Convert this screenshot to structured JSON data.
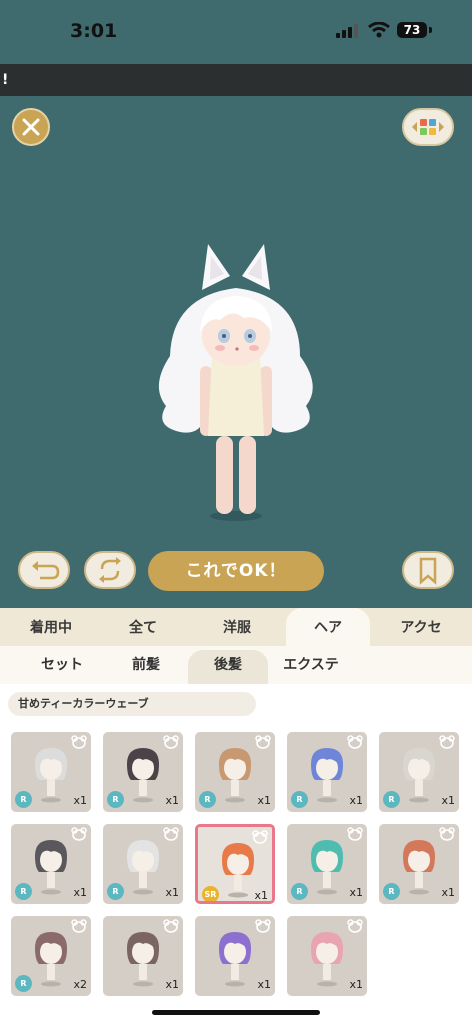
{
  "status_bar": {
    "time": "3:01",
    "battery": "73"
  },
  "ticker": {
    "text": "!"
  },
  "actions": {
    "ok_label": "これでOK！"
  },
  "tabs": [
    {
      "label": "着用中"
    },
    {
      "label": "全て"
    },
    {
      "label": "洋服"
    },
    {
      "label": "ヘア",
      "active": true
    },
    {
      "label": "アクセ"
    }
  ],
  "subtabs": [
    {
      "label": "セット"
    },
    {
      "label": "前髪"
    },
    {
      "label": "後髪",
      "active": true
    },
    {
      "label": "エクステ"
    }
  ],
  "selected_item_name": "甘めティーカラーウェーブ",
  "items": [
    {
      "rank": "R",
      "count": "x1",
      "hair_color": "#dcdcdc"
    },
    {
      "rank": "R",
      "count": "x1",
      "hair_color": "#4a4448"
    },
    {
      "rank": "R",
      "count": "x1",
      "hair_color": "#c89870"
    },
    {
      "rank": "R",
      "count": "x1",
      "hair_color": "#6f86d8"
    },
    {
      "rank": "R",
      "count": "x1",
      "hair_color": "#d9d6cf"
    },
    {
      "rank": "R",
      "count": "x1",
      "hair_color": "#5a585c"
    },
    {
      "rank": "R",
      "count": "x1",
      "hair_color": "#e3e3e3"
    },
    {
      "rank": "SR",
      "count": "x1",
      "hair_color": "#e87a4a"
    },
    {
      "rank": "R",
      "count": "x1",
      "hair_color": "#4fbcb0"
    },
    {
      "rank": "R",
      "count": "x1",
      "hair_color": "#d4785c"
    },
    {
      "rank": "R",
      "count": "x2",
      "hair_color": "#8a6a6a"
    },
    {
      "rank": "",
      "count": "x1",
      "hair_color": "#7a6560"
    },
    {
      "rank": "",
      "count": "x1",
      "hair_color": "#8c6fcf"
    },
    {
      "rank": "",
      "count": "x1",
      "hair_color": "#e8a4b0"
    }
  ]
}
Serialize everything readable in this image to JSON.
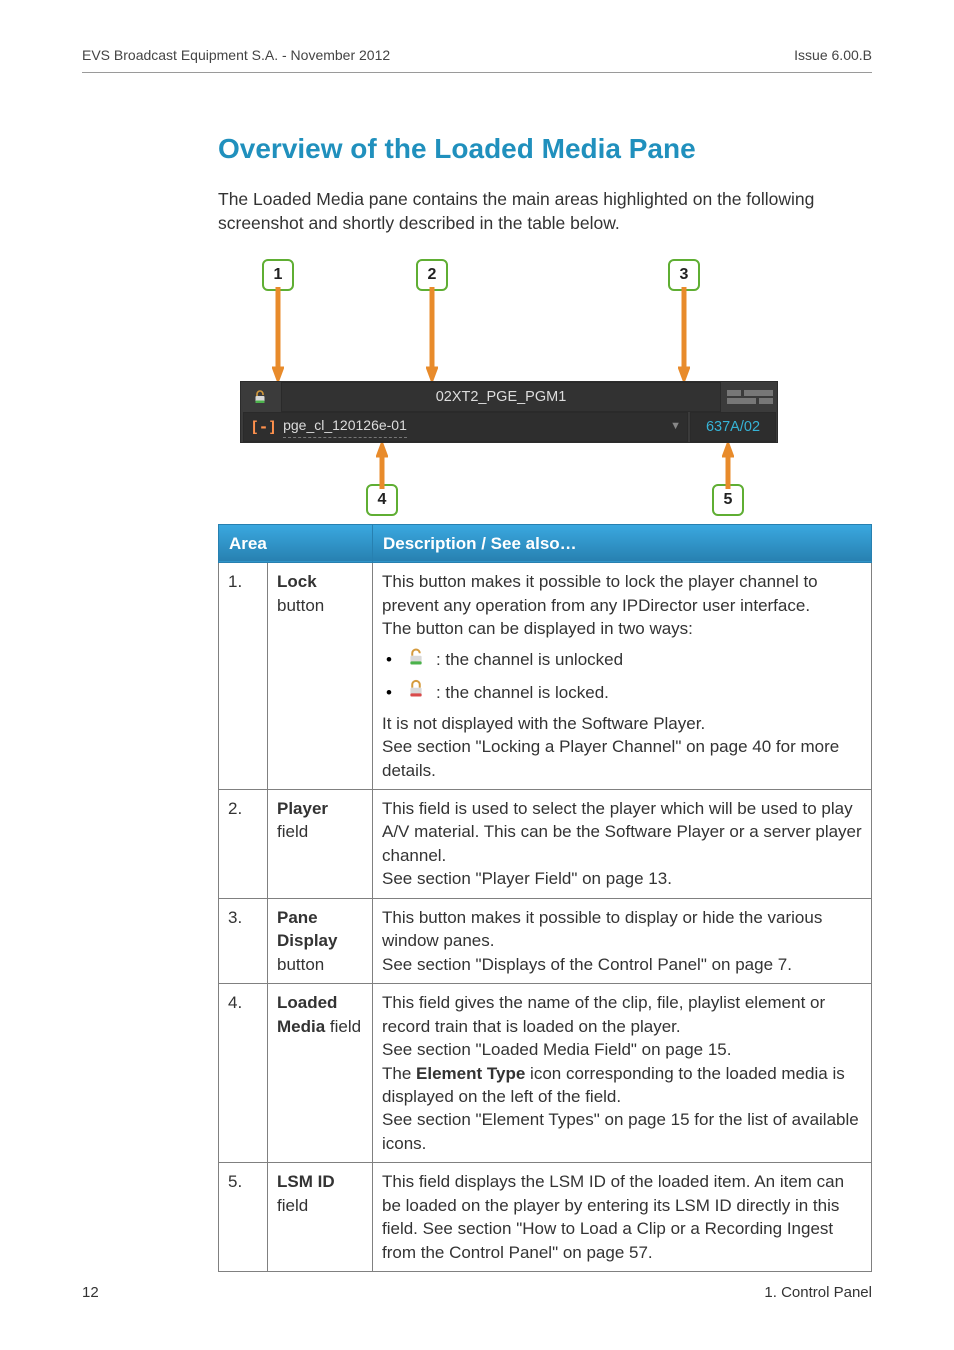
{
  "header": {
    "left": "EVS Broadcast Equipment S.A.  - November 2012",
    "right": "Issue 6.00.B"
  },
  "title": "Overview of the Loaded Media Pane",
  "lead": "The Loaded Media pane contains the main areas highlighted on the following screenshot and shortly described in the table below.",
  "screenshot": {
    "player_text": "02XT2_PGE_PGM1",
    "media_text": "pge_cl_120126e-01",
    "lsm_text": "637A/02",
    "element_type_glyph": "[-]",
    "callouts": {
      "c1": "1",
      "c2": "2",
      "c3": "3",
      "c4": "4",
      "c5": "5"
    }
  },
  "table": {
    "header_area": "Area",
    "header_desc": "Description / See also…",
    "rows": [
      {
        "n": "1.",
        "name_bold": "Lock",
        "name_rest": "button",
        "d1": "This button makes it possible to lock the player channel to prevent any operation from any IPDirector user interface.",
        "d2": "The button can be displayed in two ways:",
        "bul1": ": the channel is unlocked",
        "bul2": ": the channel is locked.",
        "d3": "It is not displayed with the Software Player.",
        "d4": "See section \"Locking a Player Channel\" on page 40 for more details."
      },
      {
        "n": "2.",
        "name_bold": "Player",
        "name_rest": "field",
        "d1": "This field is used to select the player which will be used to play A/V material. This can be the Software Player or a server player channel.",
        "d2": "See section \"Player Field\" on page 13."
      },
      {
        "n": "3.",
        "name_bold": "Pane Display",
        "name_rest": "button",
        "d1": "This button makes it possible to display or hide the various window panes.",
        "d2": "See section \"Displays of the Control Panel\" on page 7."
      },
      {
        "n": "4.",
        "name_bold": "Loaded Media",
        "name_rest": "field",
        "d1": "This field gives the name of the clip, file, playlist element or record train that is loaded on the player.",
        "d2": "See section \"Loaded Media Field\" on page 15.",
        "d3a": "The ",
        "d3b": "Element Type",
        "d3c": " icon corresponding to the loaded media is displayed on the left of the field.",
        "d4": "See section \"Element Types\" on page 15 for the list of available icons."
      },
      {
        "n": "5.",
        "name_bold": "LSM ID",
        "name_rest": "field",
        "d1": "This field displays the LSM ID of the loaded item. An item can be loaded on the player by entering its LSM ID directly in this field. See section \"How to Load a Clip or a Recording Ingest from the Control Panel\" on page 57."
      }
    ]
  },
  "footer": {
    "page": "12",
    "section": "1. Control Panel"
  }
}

———

■ What is required:
Without including the pictures, return each record above exactly as it stands.

■ Correct output:
Convert this screenshot to structured JSON data.
{
  "status_bar": {
    "time": "3:01",
    "battery": "73"
  },
  "ticker": {
    "text": "!"
  },
  "actions": {
    "ok_label": "これでOK！"
  },
  "tabs": [
    {
      "label": "着用中"
    },
    {
      "label": "全て"
    },
    {
      "label": "洋服"
    },
    {
      "label": "ヘア",
      "active": true
    },
    {
      "label": "アクセ"
    }
  ],
  "subtabs": [
    {
      "label": "セット"
    },
    {
      "label": "前髪"
    },
    {
      "label": "後髪",
      "active": true
    },
    {
      "label": "エクステ"
    }
  ],
  "selected_item_name": "甘めティーカラーウェーブ",
  "items": [
    {
      "rank": "R",
      "count": "x1",
      "hair_color": "#dcdcdc"
    },
    {
      "rank": "R",
      "count": "x1",
      "hair_color": "#4a4448"
    },
    {
      "rank": "R",
      "count": "x1",
      "hair_color": "#c89870"
    },
    {
      "rank": "R",
      "count": "x1",
      "hair_color": "#6f86d8"
    },
    {
      "rank": "R",
      "count": "x1",
      "hair_color": "#d9d6cf"
    },
    {
      "rank": "R",
      "count": "x1",
      "hair_color": "#5a585c"
    },
    {
      "rank": "R",
      "count": "x1",
      "hair_color": "#e3e3e3"
    },
    {
      "rank": "SR",
      "count": "x1",
      "hair_color": "#e87a4a"
    },
    {
      "rank": "R",
      "count": "x1",
      "hair_color": "#4fbcb0"
    },
    {
      "rank": "R",
      "count": "x1",
      "hair_color": "#d4785c"
    },
    {
      "rank": "R",
      "count": "x2",
      "hair_color": "#8a6a6a"
    },
    {
      "rank": "",
      "count": "x1",
      "hair_color": "#7a6560"
    },
    {
      "rank": "",
      "count": "x1",
      "hair_color": "#8c6fcf"
    },
    {
      "rank": "",
      "count": "x1",
      "hair_color": "#e8a4b0"
    }
  ]
}
Serialize everything readable in this image to JSON.
{
  "header": {
    "left": "EVS Broadcast Equipment S.A.  - November 2012",
    "right": "Issue 6.00.B"
  },
  "title": "Overview of the Loaded Media Pane",
  "lead": "The Loaded Media pane contains the main areas highlighted on the following screenshot and shortly described in the table below.",
  "screenshot": {
    "player_text": "02XT2_PGE_PGM1",
    "media_text": "pge_cl_120126e-01",
    "lsm_text": "637A/02",
    "element_type_glyph": "[-]",
    "callouts": {
      "c1": "1",
      "c2": "2",
      "c3": "3",
      "c4": "4",
      "c5": "5"
    }
  },
  "table": {
    "header_area": "Area",
    "header_desc": "Description / See also…",
    "rows": [
      {
        "n": "1.",
        "name_bold": "Lock",
        "name_rest": "button",
        "d1": "This button makes it possible to lock the player channel to prevent any operation from any IPDirector user interface.",
        "d2": "The button can be displayed in two ways:",
        "bul1": ": the channel is unlocked",
        "bul2": ": the channel is locked.",
        "d3": "It is not displayed with the Software Player.",
        "d4": "See section \"Locking a Player Channel\" on page 40 for more details."
      },
      {
        "n": "2.",
        "name_bold": "Player",
        "name_rest": "field",
        "d1": "This field is used to select the player which will be used to play A/V material. This can be the Software Player or a server player channel.",
        "d2": "See section \"Player Field\" on page 13."
      },
      {
        "n": "3.",
        "name_bold": "Pane Display",
        "name_rest": "button",
        "d1": "This button makes it possible to display or hide the various window panes.",
        "d2": "See section \"Displays of the Control Panel\" on page 7."
      },
      {
        "n": "4.",
        "name_bold": "Loaded Media",
        "name_rest": "field",
        "d1": "This field gives the name of the clip, file, playlist element or record train that is loaded on the player.",
        "d2": "See section \"Loaded Media Field\" on page 15.",
        "d3a": "The ",
        "d3b": "Element Type",
        "d3c": " icon corresponding to the loaded media is displayed on the left of the field.",
        "d4": "See section \"Element Types\" on page 15 for the list of available icons."
      },
      {
        "n": "5.",
        "name_bold": "LSM ID",
        "name_rest": "field",
        "d1": "This field displays the LSM ID of the loaded item. An item can be loaded on the player by entering its LSM ID directly in this field. See section \"How to Load a Clip or a Recording Ingest from the Control Panel\" on page 57."
      }
    ]
  },
  "footer": {
    "page": "12",
    "section": "1. Control Panel"
  }
}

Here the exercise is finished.